Task brief :: Below are some records. Copy every line in them that holds "不正确的一项是".

Input rows ::
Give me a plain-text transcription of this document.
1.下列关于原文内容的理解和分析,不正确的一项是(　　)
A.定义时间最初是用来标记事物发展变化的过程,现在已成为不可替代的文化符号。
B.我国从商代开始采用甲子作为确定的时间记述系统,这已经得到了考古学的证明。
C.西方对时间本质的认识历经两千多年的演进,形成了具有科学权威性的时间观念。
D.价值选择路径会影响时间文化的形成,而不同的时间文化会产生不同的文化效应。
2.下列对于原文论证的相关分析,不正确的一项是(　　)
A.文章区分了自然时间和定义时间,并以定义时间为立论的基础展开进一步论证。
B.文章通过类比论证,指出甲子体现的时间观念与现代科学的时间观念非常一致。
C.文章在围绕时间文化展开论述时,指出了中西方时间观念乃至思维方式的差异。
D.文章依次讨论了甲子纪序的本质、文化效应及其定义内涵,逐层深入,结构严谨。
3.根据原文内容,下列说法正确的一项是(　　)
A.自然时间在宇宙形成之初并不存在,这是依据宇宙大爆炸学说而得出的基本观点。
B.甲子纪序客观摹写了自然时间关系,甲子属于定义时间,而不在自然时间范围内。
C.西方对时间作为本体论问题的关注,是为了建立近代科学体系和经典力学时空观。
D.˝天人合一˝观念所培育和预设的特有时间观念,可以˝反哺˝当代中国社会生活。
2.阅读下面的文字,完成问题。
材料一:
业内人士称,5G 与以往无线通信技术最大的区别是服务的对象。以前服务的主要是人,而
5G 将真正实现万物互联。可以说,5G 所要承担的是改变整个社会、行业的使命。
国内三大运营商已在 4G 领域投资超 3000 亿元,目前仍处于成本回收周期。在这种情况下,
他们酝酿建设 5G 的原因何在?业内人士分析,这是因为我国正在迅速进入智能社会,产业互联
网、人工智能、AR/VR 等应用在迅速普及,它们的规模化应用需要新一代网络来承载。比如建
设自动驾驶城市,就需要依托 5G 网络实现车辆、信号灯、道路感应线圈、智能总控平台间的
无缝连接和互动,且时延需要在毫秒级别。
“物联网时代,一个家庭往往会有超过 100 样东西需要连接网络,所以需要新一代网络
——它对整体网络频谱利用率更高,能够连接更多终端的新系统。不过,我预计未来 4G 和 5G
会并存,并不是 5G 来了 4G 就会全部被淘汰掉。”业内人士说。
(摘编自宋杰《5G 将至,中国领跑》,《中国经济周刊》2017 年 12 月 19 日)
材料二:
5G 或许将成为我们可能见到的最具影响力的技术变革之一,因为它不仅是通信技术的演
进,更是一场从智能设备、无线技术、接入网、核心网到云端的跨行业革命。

--

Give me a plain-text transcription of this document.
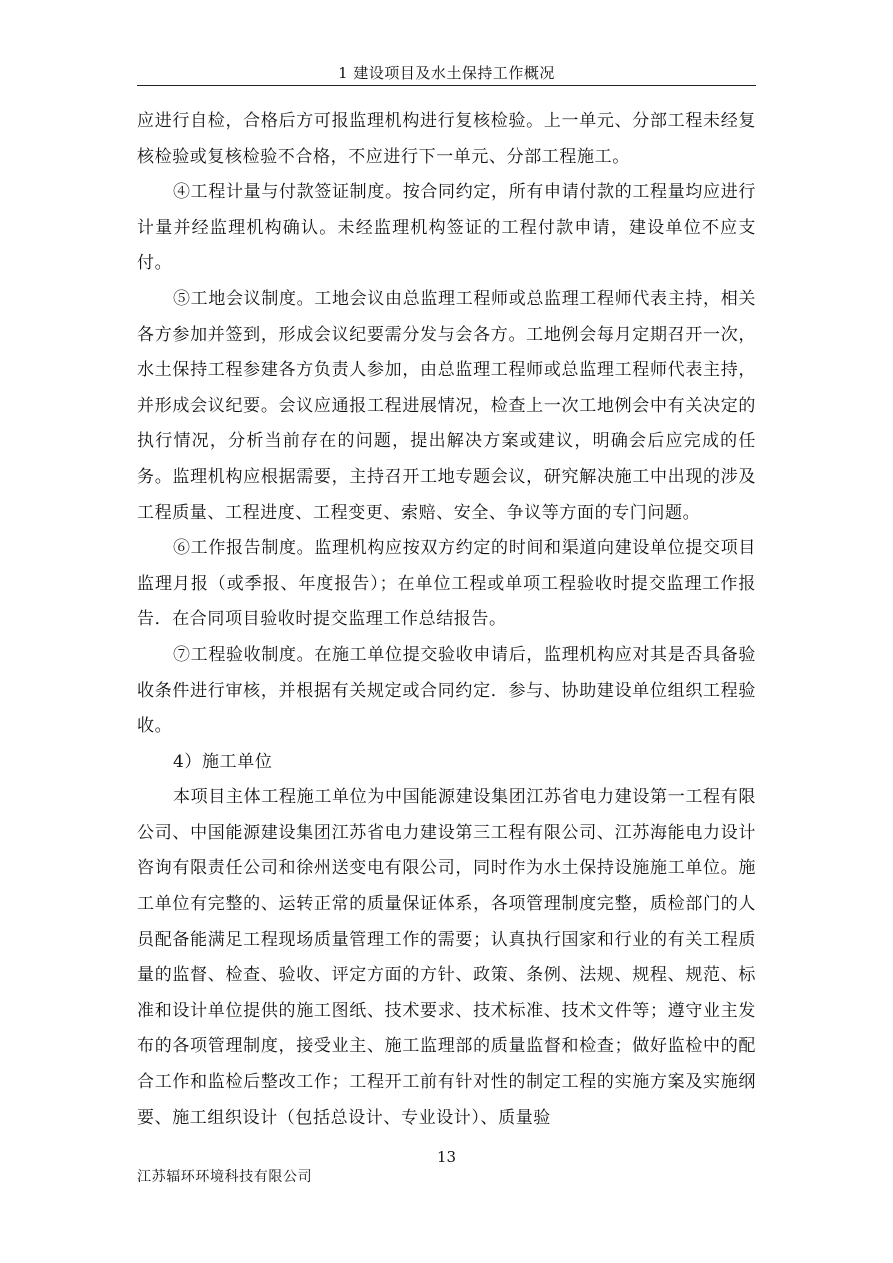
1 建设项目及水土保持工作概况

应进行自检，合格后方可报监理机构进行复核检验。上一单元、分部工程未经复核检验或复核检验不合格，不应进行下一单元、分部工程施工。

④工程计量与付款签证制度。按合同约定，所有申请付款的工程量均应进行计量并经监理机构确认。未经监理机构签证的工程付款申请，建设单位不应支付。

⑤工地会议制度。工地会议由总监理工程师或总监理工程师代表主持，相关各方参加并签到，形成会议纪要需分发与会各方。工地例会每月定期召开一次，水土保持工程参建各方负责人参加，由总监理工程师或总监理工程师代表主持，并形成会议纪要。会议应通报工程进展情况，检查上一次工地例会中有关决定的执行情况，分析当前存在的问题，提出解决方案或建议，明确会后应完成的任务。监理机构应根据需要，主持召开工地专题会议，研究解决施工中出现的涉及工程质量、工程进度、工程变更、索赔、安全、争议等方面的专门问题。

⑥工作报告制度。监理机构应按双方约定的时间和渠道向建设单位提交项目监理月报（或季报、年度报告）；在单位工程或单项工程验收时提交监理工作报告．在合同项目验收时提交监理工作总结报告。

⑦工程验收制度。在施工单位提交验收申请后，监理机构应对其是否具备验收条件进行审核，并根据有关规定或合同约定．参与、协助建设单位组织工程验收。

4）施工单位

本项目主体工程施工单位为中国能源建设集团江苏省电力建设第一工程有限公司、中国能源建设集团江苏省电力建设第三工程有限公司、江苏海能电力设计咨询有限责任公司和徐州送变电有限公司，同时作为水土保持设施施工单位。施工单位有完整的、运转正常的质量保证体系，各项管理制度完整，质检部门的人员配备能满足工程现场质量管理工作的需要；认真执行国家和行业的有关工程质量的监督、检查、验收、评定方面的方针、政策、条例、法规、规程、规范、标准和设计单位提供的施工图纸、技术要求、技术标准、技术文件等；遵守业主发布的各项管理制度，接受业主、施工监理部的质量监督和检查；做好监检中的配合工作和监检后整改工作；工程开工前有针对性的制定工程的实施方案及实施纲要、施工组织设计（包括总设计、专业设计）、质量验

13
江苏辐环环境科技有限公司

In response ::
1.下列关于原文内容的理解和分析,不正确的一项是(　　)
2.下列对于原文论证的相关分析,不正确的一项是(　　)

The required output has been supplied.